▸ **WORK TO COMPLETE**
Give every line again exactly as it appears, please, but not the pictures.
------------------------------------------------------------------------
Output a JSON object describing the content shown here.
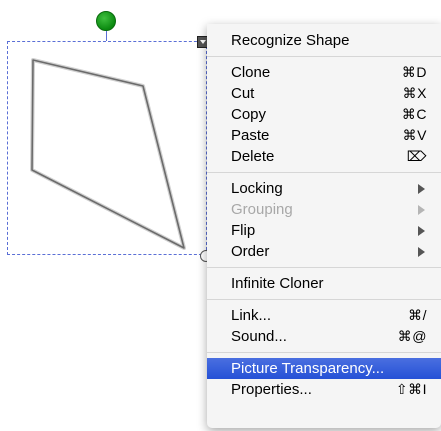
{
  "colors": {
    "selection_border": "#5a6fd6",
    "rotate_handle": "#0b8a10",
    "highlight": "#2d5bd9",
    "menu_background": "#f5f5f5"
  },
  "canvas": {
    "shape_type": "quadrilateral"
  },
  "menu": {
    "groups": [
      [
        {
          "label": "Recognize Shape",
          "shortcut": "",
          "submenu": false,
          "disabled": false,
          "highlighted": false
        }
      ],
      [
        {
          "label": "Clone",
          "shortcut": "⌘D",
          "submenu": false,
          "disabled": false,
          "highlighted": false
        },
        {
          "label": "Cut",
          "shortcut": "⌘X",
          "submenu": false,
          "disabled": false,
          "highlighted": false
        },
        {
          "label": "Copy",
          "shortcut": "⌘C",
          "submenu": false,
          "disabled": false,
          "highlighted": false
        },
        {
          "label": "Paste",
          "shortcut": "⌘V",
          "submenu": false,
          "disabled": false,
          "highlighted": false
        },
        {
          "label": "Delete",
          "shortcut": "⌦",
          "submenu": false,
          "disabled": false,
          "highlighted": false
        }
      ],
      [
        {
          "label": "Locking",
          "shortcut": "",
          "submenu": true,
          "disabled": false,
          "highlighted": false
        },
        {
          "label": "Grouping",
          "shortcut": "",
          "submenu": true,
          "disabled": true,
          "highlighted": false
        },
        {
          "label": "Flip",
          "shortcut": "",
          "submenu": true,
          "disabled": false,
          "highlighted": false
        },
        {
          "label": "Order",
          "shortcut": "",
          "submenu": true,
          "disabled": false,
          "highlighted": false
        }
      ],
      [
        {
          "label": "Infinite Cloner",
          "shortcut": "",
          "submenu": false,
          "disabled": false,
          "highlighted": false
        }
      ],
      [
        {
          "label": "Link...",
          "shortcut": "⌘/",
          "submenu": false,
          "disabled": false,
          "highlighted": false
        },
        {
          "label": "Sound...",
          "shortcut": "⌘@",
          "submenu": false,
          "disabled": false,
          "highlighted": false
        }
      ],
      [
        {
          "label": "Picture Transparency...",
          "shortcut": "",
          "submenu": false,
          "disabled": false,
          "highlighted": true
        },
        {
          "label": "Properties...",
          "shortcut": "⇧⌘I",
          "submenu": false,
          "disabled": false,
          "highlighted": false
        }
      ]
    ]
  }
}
------------------------------------------------------------------------
▸ **SOLUTION TO THIS PROBLEM**
Output a JSON object describing the content shown here.
{
  "colors": {
    "selection_border": "#5a6fd6",
    "rotate_handle": "#0b8a10",
    "highlight": "#2d5bd9",
    "menu_background": "#f5f5f5"
  },
  "canvas": {
    "shape_type": "quadrilateral"
  },
  "menu": {
    "groups": [
      [
        {
          "label": "Recognize Shape",
          "shortcut": "",
          "submenu": false,
          "disabled": false,
          "highlighted": false
        }
      ],
      [
        {
          "label": "Clone",
          "shortcut": "⌘D",
          "submenu": false,
          "disabled": false,
          "highlighted": false
        },
        {
          "label": "Cut",
          "shortcut": "⌘X",
          "submenu": false,
          "disabled": false,
          "highlighted": false
        },
        {
          "label": "Copy",
          "shortcut": "⌘C",
          "submenu": false,
          "disabled": false,
          "highlighted": false
        },
        {
          "label": "Paste",
          "shortcut": "⌘V",
          "submenu": false,
          "disabled": false,
          "highlighted": false
        },
        {
          "label": "Delete",
          "shortcut": "⌦",
          "submenu": false,
          "disabled": false,
          "highlighted": false
        }
      ],
      [
        {
          "label": "Locking",
          "shortcut": "",
          "submenu": true,
          "disabled": false,
          "highlighted": false
        },
        {
          "label": "Grouping",
          "shortcut": "",
          "submenu": true,
          "disabled": true,
          "highlighted": false
        },
        {
          "label": "Flip",
          "shortcut": "",
          "submenu": true,
          "disabled": false,
          "highlighted": false
        },
        {
          "label": "Order",
          "shortcut": "",
          "submenu": true,
          "disabled": false,
          "highlighted": false
        }
      ],
      [
        {
          "label": "Infinite Cloner",
          "shortcut": "",
          "submenu": false,
          "disabled": false,
          "highlighted": false
        }
      ],
      [
        {
          "label": "Link...",
          "shortcut": "⌘/",
          "submenu": false,
          "disabled": false,
          "highlighted": false
        },
        {
          "label": "Sound...",
          "shortcut": "⌘@",
          "submenu": false,
          "disabled": false,
          "highlighted": false
        }
      ],
      [
        {
          "label": "Picture Transparency...",
          "shortcut": "",
          "submenu": false,
          "disabled": false,
          "highlighted": true
        },
        {
          "label": "Properties...",
          "shortcut": "⇧⌘I",
          "submenu": false,
          "disabled": false,
          "highlighted": false
        }
      ]
    ]
  }
}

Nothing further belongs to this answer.